STATED GOAL — In the following material, identify every line holding the string "marker" and return it.

EXERCISE DATA —

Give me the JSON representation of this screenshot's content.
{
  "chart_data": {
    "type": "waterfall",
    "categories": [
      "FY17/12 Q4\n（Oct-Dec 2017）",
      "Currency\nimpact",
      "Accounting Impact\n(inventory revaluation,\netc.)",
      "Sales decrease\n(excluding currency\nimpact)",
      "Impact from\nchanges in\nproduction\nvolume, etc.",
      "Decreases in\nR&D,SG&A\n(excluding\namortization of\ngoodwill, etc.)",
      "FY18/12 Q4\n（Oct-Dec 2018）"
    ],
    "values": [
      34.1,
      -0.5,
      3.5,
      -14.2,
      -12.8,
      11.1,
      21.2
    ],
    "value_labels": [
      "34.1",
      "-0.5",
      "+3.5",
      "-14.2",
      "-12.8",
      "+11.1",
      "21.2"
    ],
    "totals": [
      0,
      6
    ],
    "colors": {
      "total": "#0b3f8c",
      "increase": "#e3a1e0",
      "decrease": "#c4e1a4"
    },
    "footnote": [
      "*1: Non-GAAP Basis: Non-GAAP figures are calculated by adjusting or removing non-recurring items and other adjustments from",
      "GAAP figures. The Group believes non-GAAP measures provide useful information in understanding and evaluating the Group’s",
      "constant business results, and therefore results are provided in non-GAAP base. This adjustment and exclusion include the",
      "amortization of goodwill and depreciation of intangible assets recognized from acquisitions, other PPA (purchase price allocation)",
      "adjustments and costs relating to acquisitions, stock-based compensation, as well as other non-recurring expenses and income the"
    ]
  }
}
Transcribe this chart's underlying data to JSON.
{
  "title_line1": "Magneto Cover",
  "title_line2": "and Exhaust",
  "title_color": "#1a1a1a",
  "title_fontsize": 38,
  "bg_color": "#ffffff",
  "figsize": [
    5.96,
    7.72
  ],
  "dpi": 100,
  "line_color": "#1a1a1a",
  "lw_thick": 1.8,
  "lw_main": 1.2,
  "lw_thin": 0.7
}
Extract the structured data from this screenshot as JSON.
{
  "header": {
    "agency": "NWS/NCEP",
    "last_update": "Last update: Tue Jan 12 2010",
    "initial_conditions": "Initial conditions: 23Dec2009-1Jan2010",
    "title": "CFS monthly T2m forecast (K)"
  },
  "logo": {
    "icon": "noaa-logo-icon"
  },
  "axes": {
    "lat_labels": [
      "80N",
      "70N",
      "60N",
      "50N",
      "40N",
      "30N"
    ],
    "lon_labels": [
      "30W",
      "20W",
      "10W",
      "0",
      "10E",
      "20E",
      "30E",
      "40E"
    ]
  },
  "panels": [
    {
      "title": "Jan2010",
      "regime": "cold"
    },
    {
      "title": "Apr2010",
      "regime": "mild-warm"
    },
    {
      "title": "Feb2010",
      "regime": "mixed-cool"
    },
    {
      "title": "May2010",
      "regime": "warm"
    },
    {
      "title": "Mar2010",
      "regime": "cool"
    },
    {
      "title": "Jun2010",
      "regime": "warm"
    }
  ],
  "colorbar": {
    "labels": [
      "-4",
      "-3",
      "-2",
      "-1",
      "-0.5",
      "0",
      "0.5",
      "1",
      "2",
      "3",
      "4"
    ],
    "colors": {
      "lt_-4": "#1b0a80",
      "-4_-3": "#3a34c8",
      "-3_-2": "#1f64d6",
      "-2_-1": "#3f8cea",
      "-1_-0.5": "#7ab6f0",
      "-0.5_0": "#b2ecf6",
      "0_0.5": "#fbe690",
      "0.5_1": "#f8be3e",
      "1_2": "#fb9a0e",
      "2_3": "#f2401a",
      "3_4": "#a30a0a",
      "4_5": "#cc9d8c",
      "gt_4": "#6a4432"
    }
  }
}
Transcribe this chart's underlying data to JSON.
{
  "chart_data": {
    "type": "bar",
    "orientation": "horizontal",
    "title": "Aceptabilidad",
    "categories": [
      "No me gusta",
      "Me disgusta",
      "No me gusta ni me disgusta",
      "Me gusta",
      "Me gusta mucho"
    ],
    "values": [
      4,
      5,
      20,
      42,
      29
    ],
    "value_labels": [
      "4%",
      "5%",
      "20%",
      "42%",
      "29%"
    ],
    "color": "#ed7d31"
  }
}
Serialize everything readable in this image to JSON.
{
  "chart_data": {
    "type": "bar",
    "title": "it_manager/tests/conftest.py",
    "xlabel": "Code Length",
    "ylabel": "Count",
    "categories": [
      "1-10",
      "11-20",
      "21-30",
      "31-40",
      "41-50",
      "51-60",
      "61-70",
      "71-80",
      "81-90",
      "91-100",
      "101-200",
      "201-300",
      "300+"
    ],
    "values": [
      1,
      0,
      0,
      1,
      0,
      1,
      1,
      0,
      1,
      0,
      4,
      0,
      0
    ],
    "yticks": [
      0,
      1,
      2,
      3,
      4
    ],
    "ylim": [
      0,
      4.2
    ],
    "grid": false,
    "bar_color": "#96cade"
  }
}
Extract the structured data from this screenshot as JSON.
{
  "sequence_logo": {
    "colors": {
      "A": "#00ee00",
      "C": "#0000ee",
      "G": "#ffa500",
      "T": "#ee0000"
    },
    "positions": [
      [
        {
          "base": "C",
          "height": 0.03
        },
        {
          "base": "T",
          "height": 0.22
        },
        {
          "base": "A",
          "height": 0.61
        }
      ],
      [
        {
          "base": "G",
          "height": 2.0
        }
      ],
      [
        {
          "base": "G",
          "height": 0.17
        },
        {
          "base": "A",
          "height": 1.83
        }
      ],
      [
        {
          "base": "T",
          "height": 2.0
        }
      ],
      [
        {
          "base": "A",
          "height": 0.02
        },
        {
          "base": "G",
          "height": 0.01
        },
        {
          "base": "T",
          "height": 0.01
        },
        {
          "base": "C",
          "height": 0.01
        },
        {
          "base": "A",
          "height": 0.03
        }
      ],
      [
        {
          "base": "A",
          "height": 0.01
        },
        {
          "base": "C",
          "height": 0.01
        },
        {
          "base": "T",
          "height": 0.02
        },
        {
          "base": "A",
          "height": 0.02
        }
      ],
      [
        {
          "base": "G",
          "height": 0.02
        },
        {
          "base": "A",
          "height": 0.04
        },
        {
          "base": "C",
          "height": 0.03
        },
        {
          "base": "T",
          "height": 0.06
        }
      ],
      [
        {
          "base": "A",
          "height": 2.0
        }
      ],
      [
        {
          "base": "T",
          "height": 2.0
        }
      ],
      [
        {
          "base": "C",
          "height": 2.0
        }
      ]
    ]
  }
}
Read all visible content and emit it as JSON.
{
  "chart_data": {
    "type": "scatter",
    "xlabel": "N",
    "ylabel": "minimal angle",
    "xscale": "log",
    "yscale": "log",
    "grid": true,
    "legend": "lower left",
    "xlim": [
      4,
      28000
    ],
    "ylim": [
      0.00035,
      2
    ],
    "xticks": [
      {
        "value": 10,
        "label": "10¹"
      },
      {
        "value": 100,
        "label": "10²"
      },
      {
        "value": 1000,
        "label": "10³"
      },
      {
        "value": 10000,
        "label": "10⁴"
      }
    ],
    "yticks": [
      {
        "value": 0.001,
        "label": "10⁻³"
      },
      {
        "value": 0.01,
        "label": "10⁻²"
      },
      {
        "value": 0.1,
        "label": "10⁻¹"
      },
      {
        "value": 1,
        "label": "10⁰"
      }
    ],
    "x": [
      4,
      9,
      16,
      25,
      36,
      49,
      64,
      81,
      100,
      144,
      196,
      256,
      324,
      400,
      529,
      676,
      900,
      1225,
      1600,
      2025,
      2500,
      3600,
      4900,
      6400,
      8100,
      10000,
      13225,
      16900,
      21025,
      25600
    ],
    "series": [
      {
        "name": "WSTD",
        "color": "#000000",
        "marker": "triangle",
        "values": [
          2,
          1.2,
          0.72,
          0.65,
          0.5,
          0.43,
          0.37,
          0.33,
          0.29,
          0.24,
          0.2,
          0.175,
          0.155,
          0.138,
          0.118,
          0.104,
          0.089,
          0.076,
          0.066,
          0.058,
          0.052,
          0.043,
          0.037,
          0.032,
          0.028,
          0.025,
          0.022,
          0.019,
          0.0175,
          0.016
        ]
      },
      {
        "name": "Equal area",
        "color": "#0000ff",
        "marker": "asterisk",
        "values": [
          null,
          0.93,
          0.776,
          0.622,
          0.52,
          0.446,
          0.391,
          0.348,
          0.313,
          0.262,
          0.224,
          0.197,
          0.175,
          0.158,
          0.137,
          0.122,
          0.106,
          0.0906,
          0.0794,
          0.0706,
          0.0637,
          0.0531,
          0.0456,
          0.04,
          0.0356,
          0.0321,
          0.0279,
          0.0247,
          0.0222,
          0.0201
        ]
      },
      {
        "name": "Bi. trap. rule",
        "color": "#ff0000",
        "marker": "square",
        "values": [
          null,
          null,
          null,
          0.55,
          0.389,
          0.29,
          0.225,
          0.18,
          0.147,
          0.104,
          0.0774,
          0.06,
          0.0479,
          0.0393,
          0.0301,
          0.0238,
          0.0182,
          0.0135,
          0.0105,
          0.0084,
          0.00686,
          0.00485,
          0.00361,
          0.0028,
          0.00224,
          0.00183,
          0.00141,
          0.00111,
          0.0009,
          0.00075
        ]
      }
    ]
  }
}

TASK OUTPUT —
        "marker": "triangle",
        "marker": "asterisk",
        "marker": "square",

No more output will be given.